#### Exercise input

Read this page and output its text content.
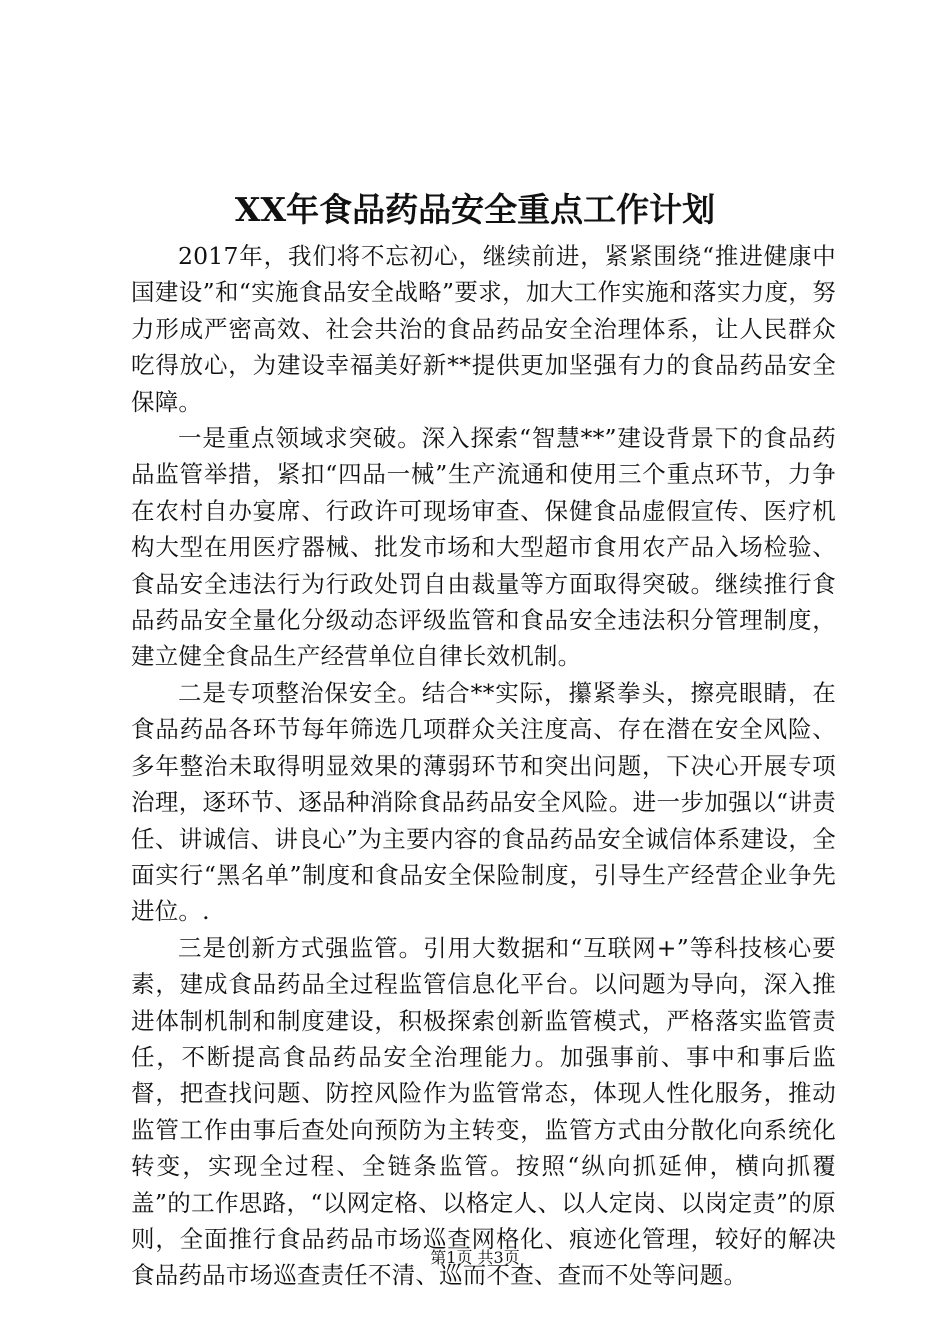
XX年食品药品安全重点工作计划

2017年，我们将不忘初心，继续前进，紧紧围绕“推进健康中国建设”和“实施食品安全战略”要求，加大工作实施和落实力度，努力形成严密高效、社会共治的食品药品安全治理体系，让人民群众吃得放心，为建设幸福美好新**提供更加坚强有力的食品药品安全保障。

一是重点领域求突破。深入探索“智慧**”建设背景下的食品药品监管举措，紧扣“四品一械”生产流通和使用三个重点环节，力争在农村自办宴席、行政许可现场审查、保健食品虚假宣传、医疗机构大型在用医疗器械、批发市场和大型超市食用农产品入场检验、食品安全违法行为行政处罚自由裁量等方面取得突破。继续推行食品药品安全量化分级动态评级监管和食品安全违法积分管理制度，建立健全食品生产经营单位自律长效机制。

二是专项整治保安全。结合**实际，攥紧拳头，擦亮眼睛，在食品药品各环节每年筛选几项群众关注度高、存在潜在安全风险、多年整治未取得明显效果的薄弱环节和突出问题，下决心开展专项治理，逐环节、逐品种消除食品药品安全风险。进一步加强以“讲责任、讲诚信、讲良心”为主要内容的食品药品安全诚信体系建设，全面实行“黑名单”制度和食品安全保险制度，引导生产经营企业争先进位。.

三是创新方式强监管。引用大数据和“互联网+”等科技核心要素，建成食品药品全过程监管信息化平台。以问题为导向，深入推进体制机制和制度建设，积极探索创新监管模式，严格落实监管责任，不断提高食品药品安全治理能力。加强事前、事中和事后监督，把查找问题、防控风险作为监管常态，体现人性化服务，推动监管工作由事后查处向预防为主转变，监管方式由分散化向系统化转变，实现全过程、全链条监管。按照“纵向抓延伸，横向抓覆盖”的工作思路，“以网定格、以格定人、以人定岗、以岗定责”的原则，全面推行食品药品市场巡查网格化、痕迹化管理，较好的解决食品药品市场巡查责任不清、巡而不查、查而不处等问题。

第1页 共3页
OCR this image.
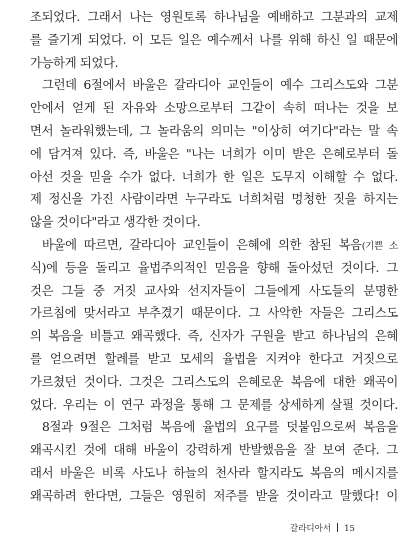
조되었다. 그래서 나는 영원토록 하나님을 예배하고 그분과의 교제
를 즐기게 되었다. 이 모든 일은 예수께서 나를 위해 하신 일 때문에
가능하게 되었다.
그런데 6절에서 바울은 갈라디아 교인들이 예수 그리스도와 그분
안에서 얻게 된 자유와 소망으로부터 그같이 속히 떠나는 것을 보
면서 놀라워했는데, 그 놀라움의 의미는 "이상히 여기다"라는 말 속
에 담겨져 있다. 즉, 바울은 "나는 너희가 이미 받은 은혜로부터 돌
아선 것을 믿을 수가 없다. 너희가 한 일은 도무지 이해할 수 없다.
제 정신을 가진 사람이라면 누구라도 너희처럼 멍청한 짓을 하지는
않을 것이다"라고 생각한 것이다.
바울에 따르면, 갈라디아 교인들이 은혜에 의한 참된 복음(기쁜 소
식)에 등을 돌리고 율법주의적인 믿음을 향해 돌아섰던 것이다. 그
것은 그들 중 거짓 교사와 선지자들이 그들에게 사도들의 분명한
가르침에 맞서라고 부추겼기 때문이다. 그 사악한 자들은 그리스도
의 복음을 비틀고 왜곡했다. 즉, 신자가 구원을 받고 하나님의 은혜
를 얻으려면 할례를 받고 모세의 율법을 지켜야 한다고 거짓으로
가르쳤던 것이다. 그것은 그리스도의 은혜로운 복음에 대한 왜곡이
었다. 우리는 이 연구 과정을 통해 그 문제를 상세하게 살필 것이다.
8절과 9절은 그처럼 복음에 율법의 요구를 덧붙임으로써 복음을
왜곡시킨 것에 대해 바울이 강력하게 반발했음을 잘 보여 준다. 그
래서 바울은 비록 사도나 하늘의 천사라 할지라도 복음의 메시지를
왜곡하려 한다면, 그들은 영원히 저주를 받을 것이라고 말했다! 이
갈라디아서 15
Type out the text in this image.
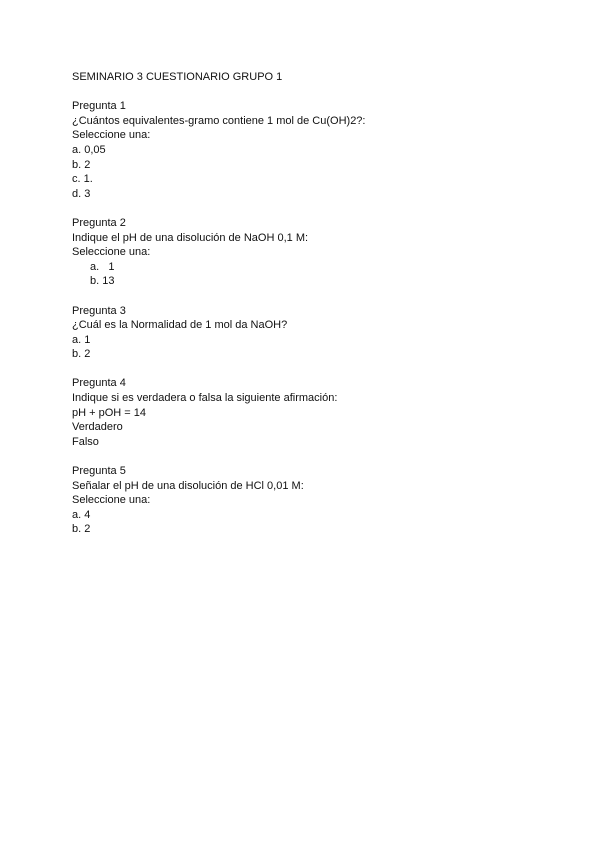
SEMINARIO 3 CUESTIONARIO GRUPO 1
Pregunta 1
¿Cuántos equivalentes-gramo contiene 1 mol de Cu(OH)2?:
Seleccione una:
a. 0,05
b. 2
c. 1.
d. 3
Pregunta 2
Indique el pH de una disolución de NaOH 0,1 M:
Seleccione una:
a.   1
b. 13
Pregunta 3
¿Cuál es la Normalidad de 1 mol da NaOH?
a. 1
b. 2
Pregunta 4
Indique si es verdadera o falsa la siguiente afirmación:
pH + pOH = 14
Verdadero
Falso
Pregunta 5
Señalar el pH de una disolución de HCl 0,01 M:
Seleccione una:
a. 4
b. 2
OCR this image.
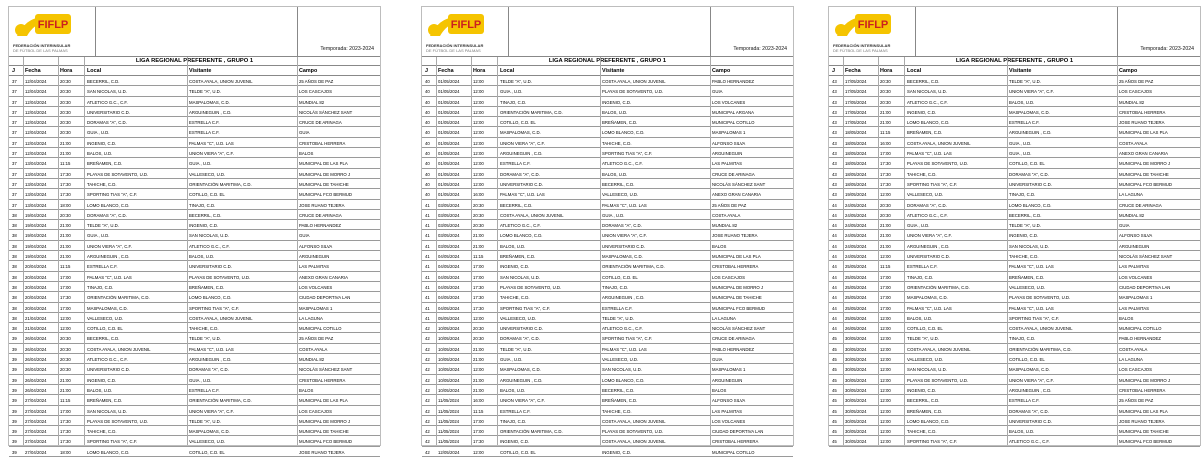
FIFLP
FEDERACIÓN INTERINSULAR
DE FÚTBOL DE LAS PALMAS	Temporada: 2023-2024
LIGA REGIONAL PREFERENTE , GRUPO 1
J	Fecha	Hora	Local	Visitante	Campo
37	12/04/2024	20:30	BECERRIL, C.D.	COSTA AYALA, UNION JUVENIL	25 AÑOS DE PAZ
37	12/04/2024	20:30	SAN NICOLAS, U.D.	TELDE "A", U.D.	LOS CASCAJOS
37	12/04/2024	20:30	ATLETICO G.C., C.F.	MASPALOMAS, C.D.	MUNDIAL 82
37	12/04/2024	20:30	UNIVERSITARIO C.D.	ARGUINEGUIN , C.D.	NICOLÁS SÁNCHEZ SANT
37	12/04/2024	20:30	DORAMAS "A", C.D.	ESTRELLA C.F.	CRUCE DE ARINAGA
37	12/04/2024	20:30	GUIA , U.D.	ESTRELLA C.F.	GUIA
37	12/04/2024	21:00	INGENIO, C.D.	PALMAS "C", U.D. LAS	CRISTOBAL HERRERA
37	12/04/2024	21:00	BALOS, U.D.	UNION VIERA "A", C.F.	BALOS
37	13/04/2024	11:15	BREÑAMEN, C.D.	GUIA , U.D.	MUNICIPAL DE LAS PLA
37	13/04/2024	17:30	PLAYAS DE SOTAVENTO, U.D.	VALLESECO, U.D.	MUNICIPAL DE MORRO J
37	13/04/2024	17:30	TAHICHE, C.D.	ORIENTACIÓN MARITIMA, C.D.	MUNICIPAL DE TAHICHE
37	13/04/2024	17:30	SPORTING TIAS "A", C.F.	COTILLO, C.D. EL	MUNICIPAL FCO BERMUD
37	13/04/2024	18:00	LOMO BLANCO, C.D.	TINAJO, C.D.	JOSE RUANO TEJERA
38	19/04/2024	20:30	DORAMAS "A", C.D.	BECERRIL, C.D.	CRUCE DE ARINAGA
38	19/04/2024	21:00	TELDE "A", U.D.	INGENIO, C.D.	PABLO HERNANDEZ
38	19/04/2024	21:00	GUIA , U.D.	SAN NICOLAS, U.D.	GUIA
38	19/04/2024	21:00	UNION VIERA "A", C.F.	ATLETICO G.C., C.F.	ALFONSO SILVA
38	19/04/2024	21:00	ARGUINEGUIN , C.D.	BALOS, U.D.	ARGUINEGUIN
38	20/04/2024	11:15	ESTRELLA C.F.	UNIVERSITARIO C.D.	LAS PALMITAS
38	20/04/2024	17:00	PALMAS "C", U.D. LAS	PLAYAS DE SOTAVENTO, U.D.	ANEXO GRAN CANARIA
38	20/04/2024	17:00	TINAJO, C.D.	BREÑAMEN, C.D.	LOS VOLCANES
38	20/04/2024	17:30	ORIENTACIÓN MARITIMA, C.D.	LOMO BLANCO, C.D.	CIUDAD DEPORTIVA LAN
38	20/04/2024	17:00	MASPALOMAS, C.D.	SPORTING TIAS "A", C.F.	MASPALOMAS 1
38	21/04/2024	12:00	VALLESECO, U.D.	COSTA AYALA, UNION JUVENIL	LA LAGUNA
38	21/04/2024	12:00	COTILLO, C.D. EL	TAHICHE, C.D.	MUNICIPAL COTILLO
39	26/04/2024	20:30	BECERRIL, C.D.	TELDE "A", U.D.	25 AÑOS DE PAZ
39	26/04/2024	20:30	COSTA AYALA, UNION JUVENIL	PALMAS "C", U.D. LAS	COSTA AYALA
39	26/04/2024	20:30	ATLETICO G.C., C.F.	ARGUINEGUIN , C.D.	MUNDIAL 82
39	26/04/2024	20:30	UNIVERSITARIO C.D.	DORAMAS "A", C.D.	NICOLÁS SÁNCHEZ SANT
39	26/04/2024	21:00	INGENIO, C.D.	GUIA , U.D.	CRISTOBAL HERRERA
39	26/04/2024	21:00	BALOS, U.D.	ESTRELLA C.F.	BALOS
39	27/04/2024	11:15	BREÑAMEN, C.D.	ORIENTACIÓN MARITIMA, C.D.	MUNICIPAL DE LAS PLA
39	27/04/2024	17:00	SAN NICOLAS, U.D.	UNION VIERA "A", C.F.	LOS CASCAJOS
39	27/04/2024	17:30	PLAYAS DE SOTAVENTO, U.D.	TELDE "A", U.D.	MUNICIPAL DE MORRO J
39	27/04/2024	17:30	TAHICHE, C.D.	MASPALOMAS, C.D.	MUNICIPAL DE TAHICHE
39	27/04/2024	17:30	SPORTING TIAS "A", C.F.	VALLESECO, U.D.	MUNICIPAL FCO BERMUD
39	27/04/2024	18:00	LOMO BLANCO, C.D.	COTILLO, C.D. EL	JOSE RUANO TEJERA
FIFLP
FEDERACIÓN INTERINSULAR
DE FÚTBOL DE LAS PALMAS	Temporada: 2023-2024
LIGA REGIONAL PREFERENTE , GRUPO 1
J	Fecha	Hora	Local	Visitante	Campo
40	01/05/2024	12:00	TELDE "A", U.D.	COSTA AYALA, UNION JUVENIL	PABLO HERNANDEZ
40	01/05/2024	12:00	GUIA , U.D.	PLAYAS DE SOTAVENTO, U.D.	GUIA
40	01/05/2024	12:00	TINAJO, C.D.	INGENIO, C.D.	LOS VOLCANES
40	01/05/2024	12:00	ORIENTACIÓN MARITIMA, C.D.	BALOS, U.D.	MUNICIPAL ARGANA
40	01/05/2024	12:00	COTILLO, C.D. EL	BREÑAMEN, C.D.	MUNICIPAL COTILLO
40	01/05/2024	12:00	MASPALOMAS, C.D.	LOMO BLANCO, C.D.	MASPALOMAS 1
40	01/05/2024	12:00	UNION VIERA "A", C.F.	TAHICHE, C.D.	ALFONSO SILVA
40	01/05/2024	12:00	ARGUINEGUIN , C.D.	SPORTING TIAS "A", C.F.	ARGUINEGUIN
40	01/05/2024	12:00	ESTRELLA C.F.	ATLETICO G.C., C.F.	LAS PALMITAS
40	01/05/2024	12:00	DORAMAS "A", C.D.	BALOS, U.D.	CRUCE DE ARINAGA
40	01/05/2024	12:00	UNIVERSITARIO C.D.	BECERRIL, C.D.	NICOLÁS SÁNCHEZ SANT
40	01/05/2024	16:00	PALMAS "C", U.D. LAS	VALLESECO, U.D.	ANEXO GRAN CANARIA
41	03/05/2024	20:30	BECERRIL, C.D.	PALMAS "C", U.D. LAS	25 AÑOS DE PAZ
41	03/05/2024	20:30	COSTA AYALA, UNION JUVENIL	GUIA , U.D.	COSTA AYALA
41	03/05/2024	20:30	ATLETICO G.C., C.F.	DORAMAS "A", C.D.	MUNDIAL 82
41	03/05/2024	21:00	LOMO BLANCO, C.D.	UNION VIERA "A", C.F.	JOSE RUANO TEJERA
41	03/05/2024	21:00	BALOS, U.D.	UNIVERSITARIO C.D.	BALOS
41	04/05/2024	11:15	BREÑAMEN, C.D.	MASPALOMAS, C.D.	MUNICIPAL DE LAS PLA
41	04/05/2024	17:00	INGENIO, C.D.	ORIENTACIÓN MARITIMA, C.D.	CRISTOBAL HERRERA
41	04/05/2024	17:00	SAN NICOLAS, U.D.	COTILLO, C.D. EL	LOS CASCAJOS
41	04/05/2024	17:30	PLAYAS DE SOTAVENTO, U.D.	TINAJO, C.D.	MUNICIPAL DE MORRO J
41	04/05/2024	17:30	TAHICHE, C.D.	ARGUINEGUIN , C.D.	MUNICIPAL DE TAHICHE
41	04/05/2024	17:30	SPORTING TIAS "A", C.F.	ESTRELLA C.F.	MUNICIPAL FCO BERMUD
41	05/05/2024	12:00	VALLESECO, U.D.	TELDE "A", U.D.	LA LAGUNA
42	10/05/2024	20:30	UNIVERSITARIO C.D.	ATLETICO G.C., C.F.	NICOLÁS SÁNCHEZ SANT
42	10/05/2024	20:30	DORAMAS "A", C.D.	SPORTING TIAS "A", C.F.	CRUCE DE ARINAGA
42	10/05/2024	21:00	TELDE "A", U.D.	PALMAS "C", U.D. LAS	PABLO HERNANDEZ
42	10/05/2024	21:00	GUIA , U.D.	VALLESECO, U.D.	GUIA
42	10/05/2024	12:00	MASPALOMAS, C.D.	SAN NICOLAS, U.D.	MASPALOMAS 1
42	10/05/2024	21:00	ARGUINEGUIN , C.D.	LOMO BLANCO, C.D.	ARGUINEGUIN
42	10/05/2024	21:00	BALOS, U.D.	BECERRIL, C.D.	BALOS
42	11/05/2024	16:00	UNION VIERA "A", C.F.	BREÑAMEN, C.D.	ALFONSO SILVA
42	11/05/2024	11:15	ESTRELLA C.F.	TAHICHE, C.D.	LAS PALMITAS
42	11/05/2024	17:00	TINAJO, C.D.	COSTA AYALA, UNION JUVENIL	LOS VOLCANES
42	11/05/2024	17:00	ORIENTACIÓN MARITIMA, C.D.	PLAYAS DE SOTAVENTO, U.D.	CIUDAD DEPORTIVA LAN
42	11/05/2024	17:30	INGENIO, C.D.	COSTA AYALA, UNION JUVENIL	CRISTOBAL HERRERA
42	12/05/2024	12:00	COTILLO, C.D. EL	INGENIO, C.D.	MUNICIPAL COTILLO
FIFLP
FEDERACIÓN INTERINSULAR
DE FÚTBOL DE LAS PALMAS	Temporada: 2023-2024
LIGA REGIONAL PREFERENTE , GRUPO 1
J	Fecha	Hora	Local	Visitante	Campo
43	17/05/2024	20:30	BECERRIL, C.D.	TELDE "A", U.D.	25 AÑOS DE PAZ
43	17/05/2024	20:30	SAN NICOLAS, U.D.	UNION VIERA "A", C.F.	LOS CASCAJOS
43	17/05/2024	20:30	ATLETICO G.C., C.F.	BALOS, U.D.	MUNDIAL 82
43	17/05/2024	21:00	INGENIO, C.D.	MASPALOMAS, C.D.	CRISTOBAL HERRERA
43	17/05/2024	21:00	LOMO BLANCO, C.D.	ESTRELLA C.F.	JOSE RUANO TEJERA
43	18/05/2024	11:15	BREÑAMEN, C.D.	ARGUINEGUIN , C.D.	MUNICIPAL DE LAS PLA
43	18/05/2024	16:00	COSTA AYALA, UNION JUVENIL	GUIA , U.D.	COSTA AYALA
43	18/05/2024	17:00	PALMAS "C", U.D. LAS	GUIA , U.D.	ANEXO GRAN CANARIA
43	18/05/2024	17:30	PLAYAS DE SOTAVENTO, U.D.	COTILLO, C.D. EL	MUNICIPAL DE MORRO J
43	18/05/2024	17:30	TAHICHE, C.D.	DORAMAS "A", C.D.	MUNICIPAL DE TAHICHE
43	18/05/2024	17:30	SPORTING TIAS "A", C.F.	UNIVERSITARIO C.D.	MUNICIPAL FCO BERMUD
43	19/05/2024	12:00	VALLESECO, U.D.	TINAJO, C.D.	LA LAGUNA
44	24/05/2024	20:30	DORAMAS "A", C.D.	LOMO BLANCO, C.D.	CRUCE DE ARINAGA
44	24/05/2024	20:30	ATLETICO G.C., C.F.	BECERRIL, C.D.	MUNDIAL 82
44	24/05/2024	21:00	GUIA , U.D.	TELDE "A", U.D.	GUIA
44	24/05/2024	21:00	UNION VIERA "A", C.F.	INGENIO, C.D.	ALFONSO SILVA
44	24/05/2024	21:00	ARGUINEGUIN , C.D.	SAN NICOLAS, U.D.	ARGUINEGUIN
44	24/05/2024	12:00	UNIVERSITARIO C.D.	TAHICHE, C.D.	NICOLÁS SÁNCHEZ SANT
44	25/05/2024	11:15	ESTRELLA C.F.	PALMAS "C", U.D. LAS	LAS PALMITAS
44	25/05/2024	17:00	TINAJO, C.D.	BREÑAMEN, C.D.	LOS VOLCANES
44	25/05/2024	17:00	ORIENTACIÓN MARITIMA, C.D.	VALLESECO, U.D.	CIUDAD DEPORTIVA LAN
44	25/05/2024	17:00	MASPALOMAS, C.D.	PLAYAS DE SOTAVENTO, U.D.	MASPALOMAS 1
44	25/05/2024	17:00	PALMAS "C", U.D. LAS	PALMAS "C", U.D. LAS	LAS PALMITAS
44	25/05/2024	12:00	BALOS, U.D.	SPORTING TIAS "A", C.F.	BALOS
44	26/05/2024	12:00	COTILLO, C.D. EL	COSTA AYALA, UNION JUVENIL	MUNICIPAL COTILLO
45	30/05/2024	12:00	TELDE "A", U.D.	TINAJO, C.D.	PABLO HERNANDEZ
45	30/05/2024	12:00	COSTA AYALA, UNION JUVENIL	ORIENTACIÓN MARITIMA, C.D.	COSTA AYALA
45	30/05/2024	12:00	VALLESECO, U.D.	COTILLO, C.D. EL	LA LAGUNA
45	30/05/2024	12:00	SAN NICOLAS, U.D.	MASPALOMAS, C.D.	LOS CASCAJOS
45	30/05/2024	12:00	PLAYAS DE SOTAVENTO, U.D.	UNION VIERA "A", C.F.	MUNICIPAL DE MORRO J
45	30/05/2024	12:00	INGENIO, C.D.	ARGUINEGUIN , C.D.	CRISTOBAL HERRERA
45	30/05/2024	12:00	BECERRIL, C.D.	ESTRELLA C.F.	25 AÑOS DE PAZ
45	30/05/2024	12:00	BREÑAMEN, C.D.	DORAMAS "A", C.D.	MUNICIPAL DE LAS PLA
45	30/05/2024	12:00	LOMO BLANCO, C.D.	UNIVERSITARIO C.D.	JOSE RUANO TEJERA
45	30/05/2024	12:00	TAHICHE, C.D.	BALOS, U.D.	MUNICIPAL DE TAHICHE
45	30/05/2024	12:00	SPORTING TIAS "A", C.F.	ATLETICO G.C., C.F.	MUNICIPAL FCO BERMUD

########

__What needs to be done__: Copy out the lines in which the string "SANT" appears.

__Finished task__:
37	12/04/2024	20:30	UNIVERSITARIO C.D.	ARGUINEGUIN , C.D.	NICOLÁS SÁNCHEZ SANT
39	26/04/2024	20:30	UNIVERSITARIO C.D.	DORAMAS "A", C.D.	NICOLÁS SÁNCHEZ SANT
40	01/05/2024	12:00	UNIVERSITARIO C.D.	BECERRIL, C.D.	NICOLÁS SÁNCHEZ SANT
42	10/05/2024	20:30	UNIVERSITARIO C.D.	ATLETICO G.C., C.F.	NICOLÁS SÁNCHEZ SANT
44	24/05/2024	12:00	UNIVERSITARIO C.D.	TAHICHE, C.D.	NICOLÁS SÁNCHEZ SANT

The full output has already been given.